For the records below, say how many lines contain the string "Hanging". Give the number only.

════════════════

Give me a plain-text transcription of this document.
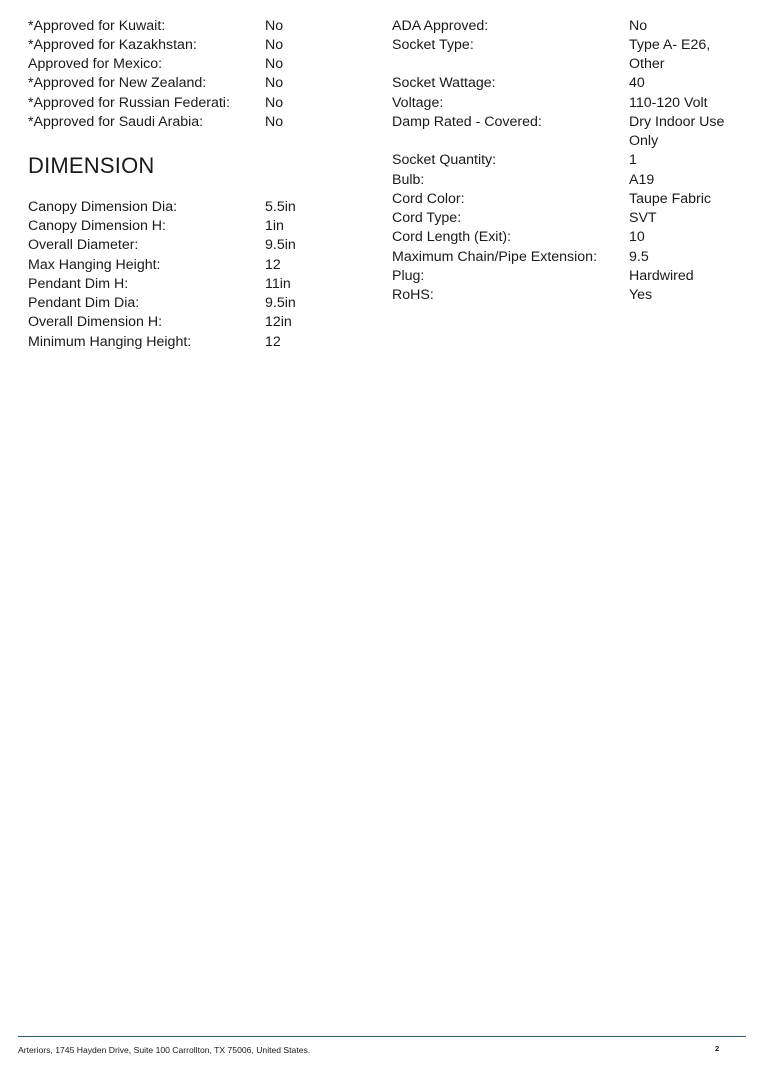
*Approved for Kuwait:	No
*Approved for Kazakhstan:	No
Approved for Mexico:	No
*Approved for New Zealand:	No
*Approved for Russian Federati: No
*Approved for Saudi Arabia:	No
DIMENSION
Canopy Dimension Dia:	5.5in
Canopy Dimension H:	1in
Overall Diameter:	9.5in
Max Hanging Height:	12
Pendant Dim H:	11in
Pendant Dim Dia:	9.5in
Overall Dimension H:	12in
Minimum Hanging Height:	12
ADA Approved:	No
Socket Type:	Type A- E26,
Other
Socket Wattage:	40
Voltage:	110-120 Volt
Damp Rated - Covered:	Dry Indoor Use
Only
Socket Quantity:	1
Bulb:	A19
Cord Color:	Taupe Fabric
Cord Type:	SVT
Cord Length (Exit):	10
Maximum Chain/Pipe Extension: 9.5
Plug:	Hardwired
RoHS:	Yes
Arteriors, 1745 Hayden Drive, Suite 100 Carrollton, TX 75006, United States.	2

════════════════

## Reply:
2